▼▼▼

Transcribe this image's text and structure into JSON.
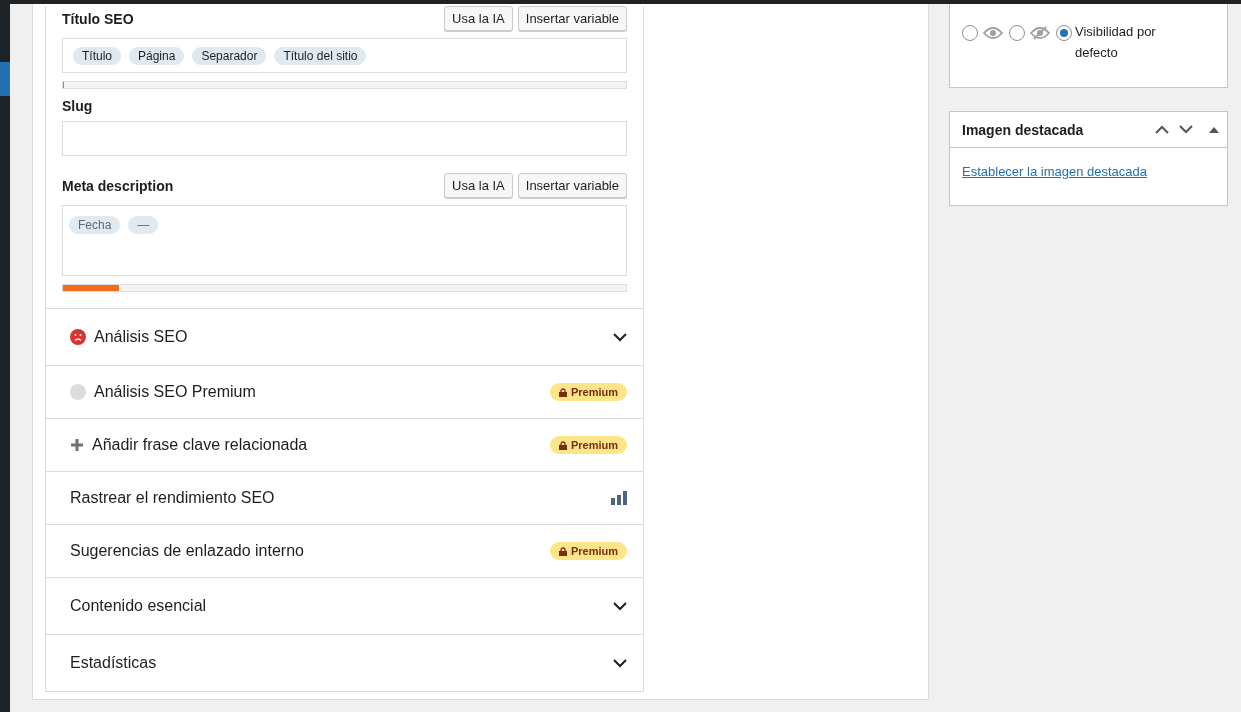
{
  "seo_title": {
    "label": "Título SEO",
    "buttons": [
      "Usa la IA",
      "Insertar variable"
    ],
    "tags": [
      "Título",
      "Página",
      "Separador",
      "Título del sitio"
    ],
    "level": 0
  },
  "slug": {
    "label": "Slug"
  },
  "meta_description": {
    "label": "Meta description",
    "buttons": [
      "Usa la IA",
      "Insertar variable"
    ],
    "tags": [
      "Fecha",
      "—"
    ],
    "level": 0.1
  },
  "sections": [
    {
      "label": "Análisis SEO",
      "kind": "analysis"
    },
    {
      "label": "Análisis SEO Premium",
      "kind": "premium-analysis",
      "badge": "Premium"
    },
    {
      "label": "Añadir frase clave relacionada",
      "kind": "premium-add",
      "badge": "Premium"
    },
    {
      "label": "Rastrear el rendimiento SEO",
      "kind": "performance"
    },
    {
      "label": "Sugerencias de enlazado interno",
      "kind": "premium",
      "badge": "Premium"
    },
    {
      "label": "Contenido esencial",
      "kind": "collapsible"
    },
    {
      "label": "Estadísticas",
      "kind": "collapsible"
    }
  ],
  "visibility": {
    "options": [
      {
        "kind": "eye",
        "selected": false
      },
      {
        "kind": "eye-off",
        "selected": false
      },
      {
        "kind": "label",
        "label": "Visibilidad por defecto",
        "selected": true
      }
    ]
  },
  "featured_image": {
    "title": "Imagen destacada",
    "link": "Establecer la imagen destacada"
  }
}
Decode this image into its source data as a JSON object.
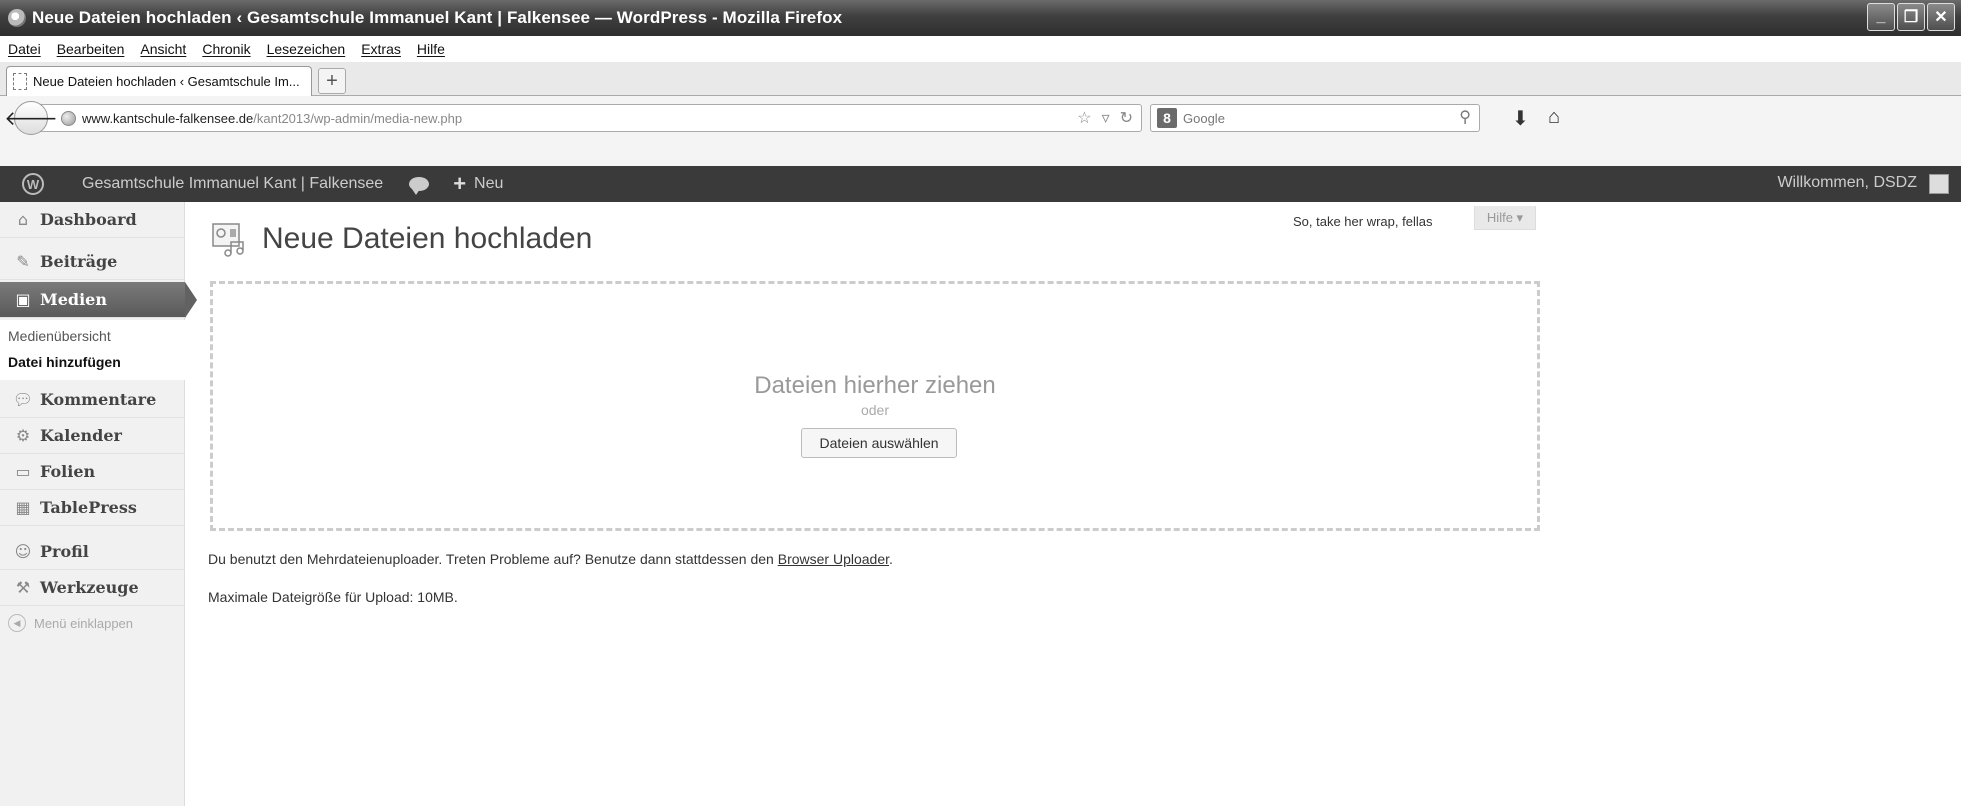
{
  "browser": {
    "window_title": "Neue Dateien hochladen ‹ Gesamtschule Immanuel Kant | Falkensee — WordPress - Mozilla Firefox",
    "menu": [
      "Datei",
      "Bearbeiten",
      "Ansicht",
      "Chronik",
      "Lesezeichen",
      "Extras",
      "Hilfe"
    ],
    "tab_title": "Neue Dateien hochladen ‹ Gesamtschule Im...",
    "url_domain": "www.kantschule-falkensee.de",
    "url_path": "/kant2013/wp-admin/media-new.php",
    "search_engine": "Google",
    "window_buttons": [
      "minimize",
      "maximize",
      "close"
    ]
  },
  "adminbar": {
    "site_name": "Gesamtschule Immanuel Kant | Falkensee",
    "new_label": "Neu",
    "welcome": "Willkommen, DSDZ"
  },
  "sidebar": {
    "items": [
      {
        "label": "Dashboard",
        "icon": "home-icon"
      },
      {
        "label": "Beiträge",
        "icon": "pushpin-icon"
      },
      {
        "label": "Medien",
        "icon": "media-icon"
      },
      {
        "label": "Kommentare",
        "icon": "comment-icon"
      },
      {
        "label": "Kalender",
        "icon": "calendar-icon"
      },
      {
        "label": "Folien",
        "icon": "slides-icon"
      },
      {
        "label": "TablePress",
        "icon": "table-icon"
      },
      {
        "label": "Profil",
        "icon": "users-icon"
      },
      {
        "label": "Werkzeuge",
        "icon": "tools-icon"
      }
    ],
    "submenu": [
      "Medienübersicht",
      "Datei hinzufügen"
    ],
    "collapse_label": "Menü einklappen"
  },
  "main": {
    "tagline": "So, take her wrap, fellas",
    "help_label": "Hilfe ▾",
    "page_title": "Neue Dateien hochladen",
    "drop_title": "Dateien hierher ziehen",
    "drop_or": "oder",
    "select_button": "Dateien auswählen",
    "info_text": "Du benutzt den Mehrdateienuploader. Treten Probleme auf? Benutze dann stattdessen den ",
    "info_link": "Browser Uploader",
    "info_end": ".",
    "max_size": "Maximale Dateigröße für Upload: 10MB."
  },
  "colors": {
    "adminbar": "#3a3a3a",
    "titlebar": "#3f3f3f",
    "active_menu": "#626262"
  }
}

▲▲▲

_Exercise requirements:_
Within the listing above, work out how many lines contain the string "JSON", and reply with that number only.

_Completed exercise:_
2